TASK DATA:
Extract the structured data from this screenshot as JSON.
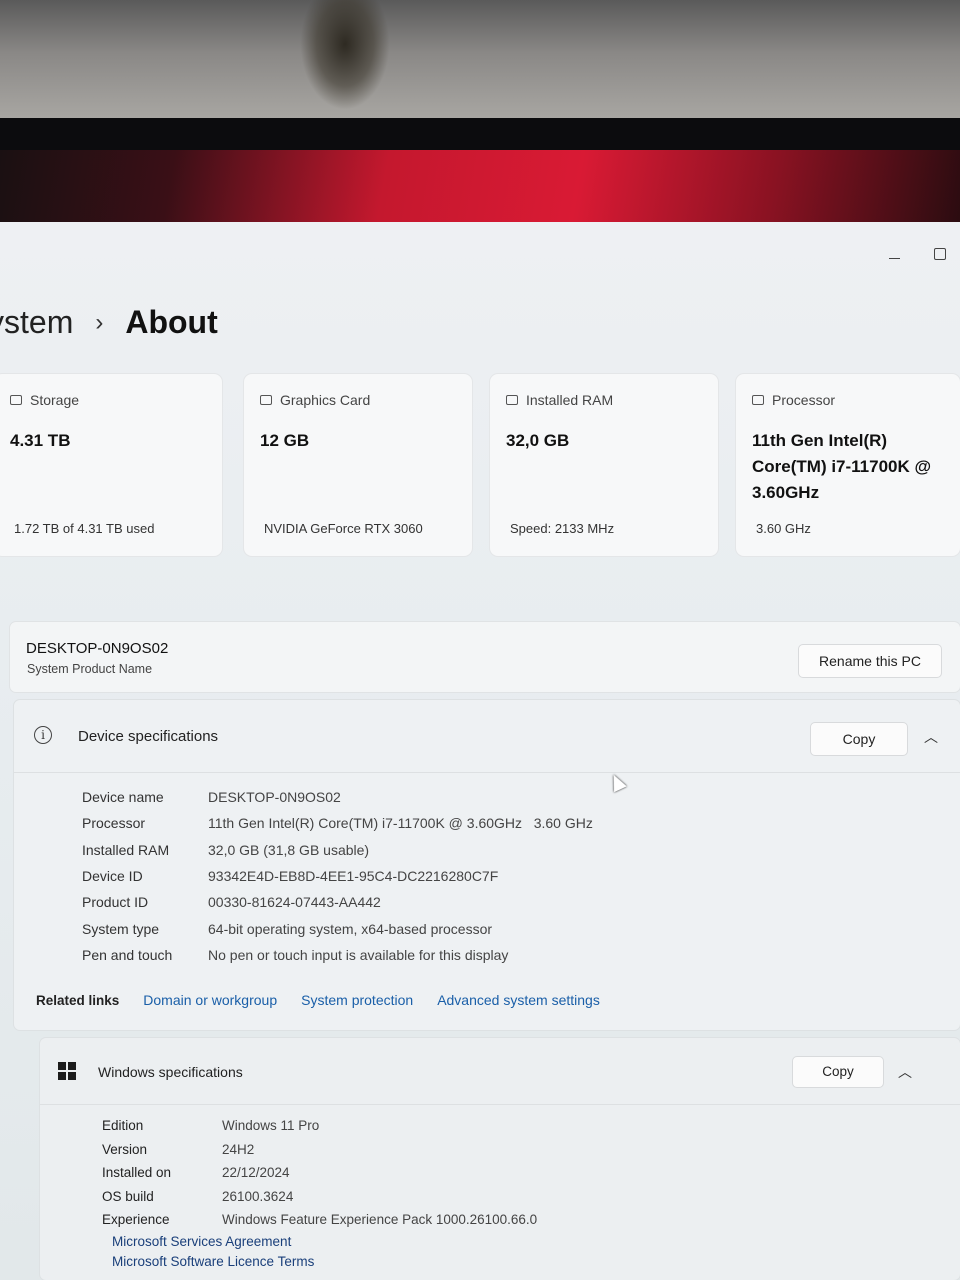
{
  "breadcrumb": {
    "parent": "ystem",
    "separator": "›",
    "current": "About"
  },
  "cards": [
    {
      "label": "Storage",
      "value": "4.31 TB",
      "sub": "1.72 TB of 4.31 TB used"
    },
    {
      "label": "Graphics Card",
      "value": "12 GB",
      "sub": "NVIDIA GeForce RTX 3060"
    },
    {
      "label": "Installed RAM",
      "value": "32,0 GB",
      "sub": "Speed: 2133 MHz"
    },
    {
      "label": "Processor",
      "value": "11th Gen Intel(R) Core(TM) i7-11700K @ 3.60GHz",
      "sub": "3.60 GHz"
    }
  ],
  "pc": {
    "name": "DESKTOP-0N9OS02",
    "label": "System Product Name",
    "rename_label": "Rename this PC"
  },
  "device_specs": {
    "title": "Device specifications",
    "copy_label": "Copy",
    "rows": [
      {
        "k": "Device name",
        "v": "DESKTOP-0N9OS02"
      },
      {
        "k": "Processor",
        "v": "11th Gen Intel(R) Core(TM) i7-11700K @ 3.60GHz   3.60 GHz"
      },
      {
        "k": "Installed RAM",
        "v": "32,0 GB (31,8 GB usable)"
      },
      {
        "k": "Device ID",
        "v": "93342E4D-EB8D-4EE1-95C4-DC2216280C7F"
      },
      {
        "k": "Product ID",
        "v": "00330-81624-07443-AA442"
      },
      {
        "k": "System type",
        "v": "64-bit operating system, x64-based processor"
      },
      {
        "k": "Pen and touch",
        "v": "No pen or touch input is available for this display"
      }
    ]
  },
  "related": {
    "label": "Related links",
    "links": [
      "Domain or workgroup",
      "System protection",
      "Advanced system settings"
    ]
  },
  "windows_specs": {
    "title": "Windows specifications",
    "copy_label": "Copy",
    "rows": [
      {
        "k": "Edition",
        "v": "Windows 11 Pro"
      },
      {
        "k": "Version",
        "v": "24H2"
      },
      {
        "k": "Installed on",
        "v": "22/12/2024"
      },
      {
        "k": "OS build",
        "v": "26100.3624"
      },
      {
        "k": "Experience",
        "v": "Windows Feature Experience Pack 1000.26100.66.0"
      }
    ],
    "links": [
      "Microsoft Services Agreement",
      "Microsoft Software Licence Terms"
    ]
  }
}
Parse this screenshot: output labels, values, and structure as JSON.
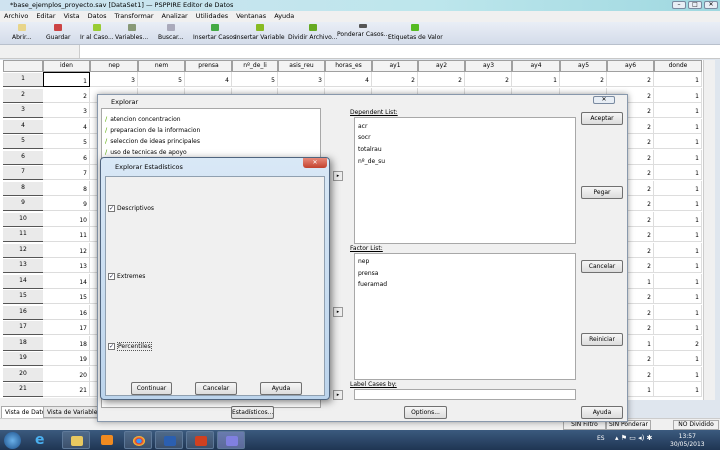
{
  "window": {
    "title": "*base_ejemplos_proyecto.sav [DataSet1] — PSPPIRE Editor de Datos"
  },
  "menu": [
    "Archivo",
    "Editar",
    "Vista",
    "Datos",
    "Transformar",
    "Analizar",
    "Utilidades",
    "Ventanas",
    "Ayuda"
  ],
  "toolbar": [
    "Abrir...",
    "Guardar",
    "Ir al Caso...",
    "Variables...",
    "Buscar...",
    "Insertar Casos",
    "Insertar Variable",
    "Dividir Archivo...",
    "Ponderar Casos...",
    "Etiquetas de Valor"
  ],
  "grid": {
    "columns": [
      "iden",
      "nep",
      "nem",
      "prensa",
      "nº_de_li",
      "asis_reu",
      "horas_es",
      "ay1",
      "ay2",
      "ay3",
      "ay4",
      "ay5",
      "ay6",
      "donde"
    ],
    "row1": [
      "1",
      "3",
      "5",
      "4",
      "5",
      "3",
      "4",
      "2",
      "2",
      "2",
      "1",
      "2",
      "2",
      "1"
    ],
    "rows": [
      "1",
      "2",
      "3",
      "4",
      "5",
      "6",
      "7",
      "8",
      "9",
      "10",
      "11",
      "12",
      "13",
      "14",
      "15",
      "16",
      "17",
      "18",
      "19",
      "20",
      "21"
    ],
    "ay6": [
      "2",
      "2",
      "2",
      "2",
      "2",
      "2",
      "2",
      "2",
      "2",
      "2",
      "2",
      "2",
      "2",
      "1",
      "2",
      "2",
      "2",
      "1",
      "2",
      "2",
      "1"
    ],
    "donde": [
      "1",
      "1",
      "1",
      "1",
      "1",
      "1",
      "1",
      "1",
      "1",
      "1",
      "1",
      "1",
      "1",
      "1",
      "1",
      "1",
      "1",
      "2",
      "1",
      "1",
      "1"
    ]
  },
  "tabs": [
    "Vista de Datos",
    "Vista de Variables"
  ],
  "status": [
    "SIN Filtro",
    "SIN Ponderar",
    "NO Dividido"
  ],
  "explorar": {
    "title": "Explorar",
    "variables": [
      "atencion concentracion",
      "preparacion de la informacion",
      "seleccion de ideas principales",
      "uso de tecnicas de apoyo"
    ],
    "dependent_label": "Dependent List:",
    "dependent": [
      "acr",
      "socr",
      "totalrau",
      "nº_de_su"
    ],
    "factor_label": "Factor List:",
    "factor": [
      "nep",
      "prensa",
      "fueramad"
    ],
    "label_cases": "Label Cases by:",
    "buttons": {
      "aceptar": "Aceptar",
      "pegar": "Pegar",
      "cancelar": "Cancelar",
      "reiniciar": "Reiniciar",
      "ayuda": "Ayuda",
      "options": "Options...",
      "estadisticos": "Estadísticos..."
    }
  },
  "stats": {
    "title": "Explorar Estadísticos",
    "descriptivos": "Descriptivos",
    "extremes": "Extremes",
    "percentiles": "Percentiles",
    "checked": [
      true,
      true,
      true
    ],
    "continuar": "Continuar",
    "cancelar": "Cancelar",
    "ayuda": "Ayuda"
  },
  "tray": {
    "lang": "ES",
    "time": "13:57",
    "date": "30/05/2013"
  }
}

PROBLEM DETAILS:
The records above should be reproduced exactly, with no pictures included.

RESULT OF THE EXERCISE:
Extract the structured data from this screenshot as JSON.
{
  "breadcrumb": {
    "parent": "ystem",
    "separator": "›",
    "current": "About"
  },
  "cards": [
    {
      "label": "Storage",
      "value": "4.31 TB",
      "sub": "1.72 TB of 4.31 TB used"
    },
    {
      "label": "Graphics Card",
      "value": "12 GB",
      "sub": "NVIDIA GeForce RTX 3060"
    },
    {
      "label": "Installed RAM",
      "value": "32,0 GB",
      "sub": "Speed: 2133 MHz"
    },
    {
      "label": "Processor",
      "value": "11th Gen Intel(R) Core(TM) i7-11700K @ 3.60GHz",
      "sub": "3.60 GHz"
    }
  ],
  "pc": {
    "name": "DESKTOP-0N9OS02",
    "label": "System Product Name",
    "rename_label": "Rename this PC"
  },
  "device_specs": {
    "title": "Device specifications",
    "copy_label": "Copy",
    "rows": [
      {
        "k": "Device name",
        "v": "DESKTOP-0N9OS02"
      },
      {
        "k": "Processor",
        "v": "11th Gen Intel(R) Core(TM) i7-11700K @ 3.60GHz   3.60 GHz"
      },
      {
        "k": "Installed RAM",
        "v": "32,0 GB (31,8 GB usable)"
      },
      {
        "k": "Device ID",
        "v": "93342E4D-EB8D-4EE1-95C4-DC2216280C7F"
      },
      {
        "k": "Product ID",
        "v": "00330-81624-07443-AA442"
      },
      {
        "k": "System type",
        "v": "64-bit operating system, x64-based processor"
      },
      {
        "k": "Pen and touch",
        "v": "No pen or touch input is available for this display"
      }
    ]
  },
  "related": {
    "label": "Related links",
    "links": [
      "Domain or workgroup",
      "System protection",
      "Advanced system settings"
    ]
  },
  "windows_specs": {
    "title": "Windows specifications",
    "copy_label": "Copy",
    "rows": [
      {
        "k": "Edition",
        "v": "Windows 11 Pro"
      },
      {
        "k": "Version",
        "v": "24H2"
      },
      {
        "k": "Installed on",
        "v": "22/12/2024"
      },
      {
        "k": "OS build",
        "v": "26100.3624"
      },
      {
        "k": "Experience",
        "v": "Windows Feature Experience Pack 1000.26100.66.0"
      }
    ],
    "links": [
      "Microsoft Services Agreement",
      "Microsoft Software Licence Terms"
    ]
  }
}
Parse this screenshot: output labels, values, and structure as JSON.
{
  "window": {
    "title": "*base_ejemplos_proyecto.sav [DataSet1] — PSPPIRE Editor de Datos"
  },
  "menu": [
    "Archivo",
    "Editar",
    "Vista",
    "Datos",
    "Transformar",
    "Analizar",
    "Utilidades",
    "Ventanas",
    "Ayuda"
  ],
  "toolbar": [
    "Abrir...",
    "Guardar",
    "Ir al Caso...",
    "Variables...",
    "Buscar...",
    "Insertar Casos",
    "Insertar Variable",
    "Dividir Archivo...",
    "Ponderar Casos...",
    "Etiquetas de Valor"
  ],
  "grid": {
    "columns": [
      "iden",
      "nep",
      "nem",
      "prensa",
      "nº_de_li",
      "asis_reu",
      "horas_es",
      "ay1",
      "ay2",
      "ay3",
      "ay4",
      "ay5",
      "ay6",
      "donde"
    ],
    "row1": [
      "1",
      "3",
      "5",
      "4",
      "5",
      "3",
      "4",
      "2",
      "2",
      "2",
      "1",
      "2",
      "2",
      "1"
    ],
    "rows": [
      "1",
      "2",
      "3",
      "4",
      "5",
      "6",
      "7",
      "8",
      "9",
      "10",
      "11",
      "12",
      "13",
      "14",
      "15",
      "16",
      "17",
      "18",
      "19",
      "20",
      "21"
    ],
    "ay6": [
      "2",
      "2",
      "2",
      "2",
      "2",
      "2",
      "2",
      "2",
      "2",
      "2",
      "2",
      "2",
      "2",
      "1",
      "2",
      "2",
      "2",
      "1",
      "2",
      "2",
      "1"
    ],
    "donde": [
      "1",
      "1",
      "1",
      "1",
      "1",
      "1",
      "1",
      "1",
      "1",
      "1",
      "1",
      "1",
      "1",
      "1",
      "1",
      "1",
      "1",
      "2",
      "1",
      "1",
      "1"
    ]
  },
  "tabs": [
    "Vista de Datos",
    "Vista de Variables"
  ],
  "status": [
    "SIN Filtro",
    "SIN Ponderar",
    "NO Dividido"
  ],
  "explorar": {
    "title": "Explorar",
    "variables": [
      "atencion concentracion",
      "preparacion de la informacion",
      "seleccion de ideas principales",
      "uso de tecnicas de apoyo"
    ],
    "dependent_label": "Dependent List:",
    "dependent": [
      "acr",
      "socr",
      "totalrau",
      "nº_de_su"
    ],
    "factor_label": "Factor List:",
    "factor": [
      "nep",
      "prensa",
      "fueramad"
    ],
    "label_cases": "Label Cases by:",
    "buttons": {
      "aceptar": "Aceptar",
      "pegar": "Pegar",
      "cancelar": "Cancelar",
      "reiniciar": "Reiniciar",
      "ayuda": "Ayuda",
      "options": "Options...",
      "estadisticos": "Estadísticos..."
    }
  },
  "stats": {
    "title": "Explorar Estadísticos",
    "descriptivos": "Descriptivos",
    "extremes": "Extremes",
    "percentiles": "Percentiles",
    "checked": [
      true,
      true,
      true
    ],
    "continuar": "Continuar",
    "cancelar": "Cancelar",
    "ayuda": "Ayuda"
  },
  "tray": {
    "lang": "ES",
    "time": "13:57",
    "date": "30/05/2013"
  }
}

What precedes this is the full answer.